## Testo di riferimento
■ ■ ■

Ho vissuto questo mese un po’ così, finché in questi ultimi due giorni era imminente la Scuola di comunità e ho sorpreso anzitutto un sentimento di ringraziamento per questo lavoro che non mi molla e, secondo, mi è venuto in mente che io all’ultima Scuola di comunità ero in fondo, e quando tu hai letto la lettera della ragazza del Clu ho preso e sono uscito perché io non ce la facevo a star fermo, mi è capitata una cosa esplosiva, una cosa che non stai più nella pelle perché io mi sono
detto: «Io una cosa così è ciò che voglio per me, è la cosa per me più desiderabile». E io quella sera lì io sarei stato capace di qualunque cosa, qualunque cosa mi avessero chiesto.

Questa è l’esperienza della verginità. Ma per tutto questo tempo essa è stata sopraffatta in nome del fatto che non eri in grado di farcela. Che cosa si è imposto l’ultima volta leggendo quella lettera?
L’esperienza dell’imponenza di una Presenza, che gli ha dato una sovrabbondanza tale che non stava più nella pelle. Questo! Tanto è vero che dopo un mese gli ritorna in mente. Non lo può generare lui, ma lo può sperimentare come il dono di una Presenza che si impone così potentemente che ti fa fare un’esperienza di sovrabbondanza tale che saresti disponibile a qualunque cosa. Perché uno, trapassato così, come tratta l’altro, come si rapporta all’altro? E qui, per aiutarci a capire questo capitolo, dobbiamo ritornare a quello sulla povertà, perché in esso don Giussani spiega,
molto più distesamente che qua, che cosa la rende possibile. La povertà che cos’è? Il distacco da un certo possesso delle cose. Che cosa è la verginità? Un distacco da un certo possesso con le persone.

■ ■ ■

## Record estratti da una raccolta
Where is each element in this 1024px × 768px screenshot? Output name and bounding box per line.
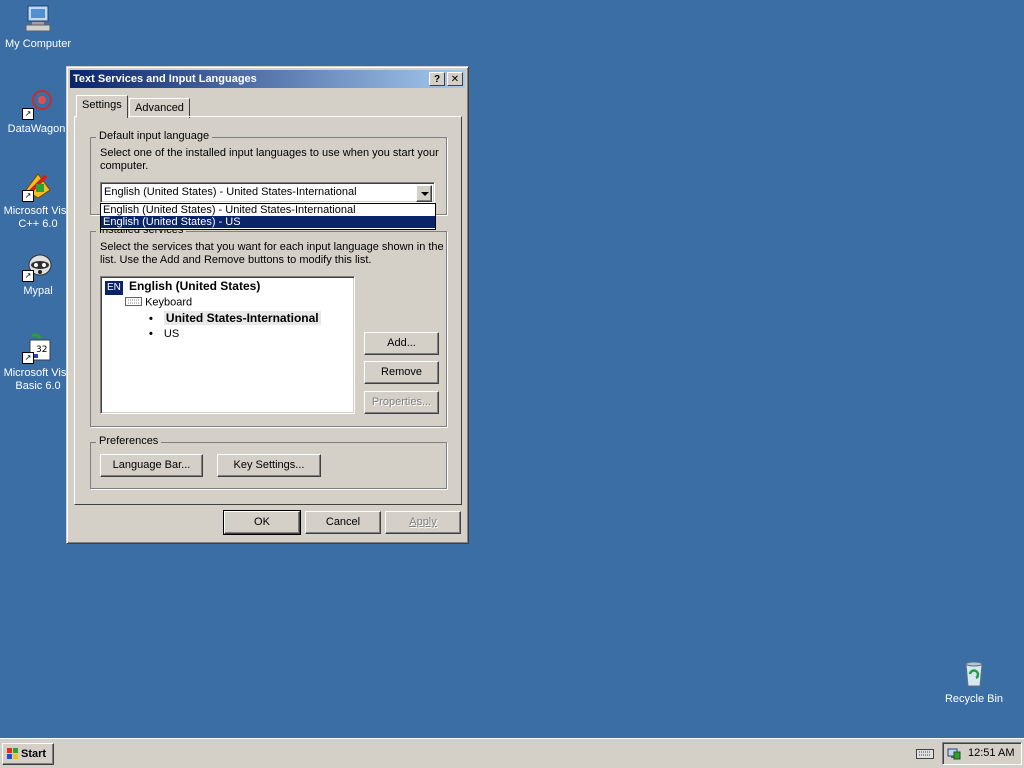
chevron-down-icon (421, 192, 429, 196)
keyboard-icon (125, 295, 142, 310)
cancel-label: Cancel (325, 516, 361, 528)
windows-logo-icon (6, 747, 20, 768)
properties-button[interactable]: Properties... (364, 391, 439, 414)
shortcut-arrow-icon: ↗ (22, 190, 34, 202)
desktop-icon-recycle-bin[interactable]: Recycle Bin (936, 658, 1012, 706)
keyboard-tray-icon[interactable] (916, 746, 934, 763)
add-label: Add... (387, 337, 416, 349)
key-settings-button[interactable]: Key Settings... (217, 454, 321, 477)
dialog-titlebar[interactable]: Text Services and Input Languages ? ✕ (70, 70, 465, 88)
tree-item-us[interactable]: • US (149, 327, 179, 341)
default-input-language-select[interactable]: English (United States) - United States-… (100, 182, 435, 203)
desktop-icon-label: DataWagon. (7, 123, 69, 135)
visual-cpp-icon: ↗ (22, 170, 54, 202)
tree-keyboard-node[interactable]: Keyboard (125, 295, 192, 309)
desktop-icon-my-computer[interactable]: My Computer (0, 3, 76, 51)
remove-label: Remove (381, 366, 422, 378)
tree-language-label: English (United States) (128, 279, 261, 293)
language-bar-button[interactable]: Language Bar... (100, 454, 203, 477)
help-button[interactable]: ? (429, 72, 445, 86)
language-bar-label: Language Bar... (112, 459, 191, 471)
default-input-description: Select one of the installed input langua… (100, 147, 439, 172)
start-button[interactable]: Start (2, 743, 54, 765)
key-settings-label: Key Settings... (233, 459, 305, 471)
apply-button[interactable]: Apply (385, 511, 461, 534)
bullet-icon: • (149, 313, 153, 325)
computer-icon (22, 3, 54, 35)
tree-item-label: US (163, 328, 180, 340)
dropdown-option-selected[interactable]: English (United States) - US (101, 216, 435, 228)
dropdown-button[interactable] (416, 185, 432, 202)
language-badge-icon: EN (105, 281, 123, 295)
close-icon: ✕ (450, 74, 460, 85)
taskbar: Start 12:51 AM (0, 738, 1024, 768)
desktop-icon-label: My Computer (4, 38, 72, 50)
tab-label: Advanced (135, 102, 184, 114)
shortcut-arrow-icon: ↗ (22, 270, 34, 282)
installed-services-tree[interactable]: EN English (United States) Keyboard • Un… (100, 276, 355, 414)
system-tray: 12:51 AM (942, 742, 1022, 765)
tree-item-us-international[interactable]: • United States-International (149, 311, 321, 325)
visual-basic-icon: 32 ↗ (22, 332, 54, 364)
clock[interactable]: 12:51 AM (968, 743, 1014, 764)
mypal-icon: ↗ (22, 250, 54, 282)
default-input-language-value: English (United States) - United States-… (104, 186, 357, 198)
shortcut-arrow-icon: ↗ (22, 108, 34, 120)
ok-label: OK (254, 516, 270, 528)
desktop-icon-mypal[interactable]: ↗ Mypal (0, 250, 76, 298)
tree-keyboard-label: Keyboard (145, 296, 193, 309)
add-button[interactable]: Add... (364, 332, 439, 355)
desktop-icon-label: Microsoft Visu Basic 6.0 (3, 367, 73, 392)
network-tray-icon[interactable] (947, 746, 961, 768)
properties-label: Properties... (371, 396, 432, 408)
tree-item-label: United States-International (163, 311, 321, 325)
tree-language-node[interactable]: EN English (United States) (105, 279, 261, 295)
dropdown-option[interactable]: English (United States) - United States-… (101, 204, 435, 216)
default-input-language-options: English (United States) - United States-… (100, 203, 436, 230)
group-label: Preferences (96, 435, 162, 447)
recycle-bin-icon (958, 658, 990, 690)
desktop-icon-label: Microsoft Visu C++ 6.0 (3, 205, 73, 230)
shortcut-arrow-icon: ↗ (22, 352, 34, 364)
tab-settings[interactable]: Settings (76, 95, 128, 118)
group-label: Default input language (96, 130, 213, 142)
tab-advanced[interactable]: Advanced (129, 98, 190, 118)
dialog-title: Text Services and Input Languages (73, 73, 257, 85)
tab-label: Settings (82, 99, 122, 111)
apply-label: Apply (409, 516, 437, 528)
desktop-icon-visual-basic[interactable]: 32 ↗ Microsoft Visu Basic 6.0 (0, 332, 76, 393)
close-button[interactable]: ✕ (447, 72, 463, 86)
svg-text:32: 32 (36, 345, 47, 355)
bullet-icon: • (149, 328, 153, 340)
installed-services-description: Select the services that you want for ea… (100, 241, 444, 266)
desktop-icon-datawagon[interactable]: ↗ DataWagon. (0, 88, 76, 136)
cancel-button[interactable]: Cancel (305, 511, 381, 534)
desktop-icon-label: Recycle Bin (944, 693, 1004, 705)
desktop-icon-label: Mypal (23, 285, 53, 297)
ok-button[interactable]: OK (223, 510, 301, 535)
desktop-icon-visual-cpp[interactable]: ↗ Microsoft Visu C++ 6.0 (0, 170, 76, 231)
help-icon: ? (433, 74, 441, 85)
remove-button[interactable]: Remove (364, 361, 439, 384)
start-label: Start (21, 748, 47, 760)
datawagon-icon: ↗ (22, 88, 54, 120)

■ ■ ■

## Compito breve
Trascrivi parola per parola la parte del brano sulla verginità che comincia con "L’esperienza dell’imponenza di" e prosegue fino a "con le persone.".

## Risposta scritta
L’esperienza dell’imponenza di una Presenza, che gli ha dato una sovrabbondanza tale che non stava più nella pelle. Questo! Tanto è vero che dopo un mese gli ritorna in mente. Non lo può generare lui, ma lo può sperimentare come il dono di una Presenza che si impone così potentemente che ti fa fare un’esperienza di sovrabbondanza tale che saresti disponibile a qualunque cosa. Perché uno, trapassato così, come tratta l’altro, come si rapporta all’altro? E qui, per aiutarci a capire questo capitolo, dobbiamo ritornare a quello sulla povertà, perché in esso don Giussani spiega,
molto più distesamente che qua, che cosa la rende possibile. La povertà che cos’è? Il distacco da un certo possesso delle cose. Che cosa è la verginità? Un distacco da un certo possesso con le persone.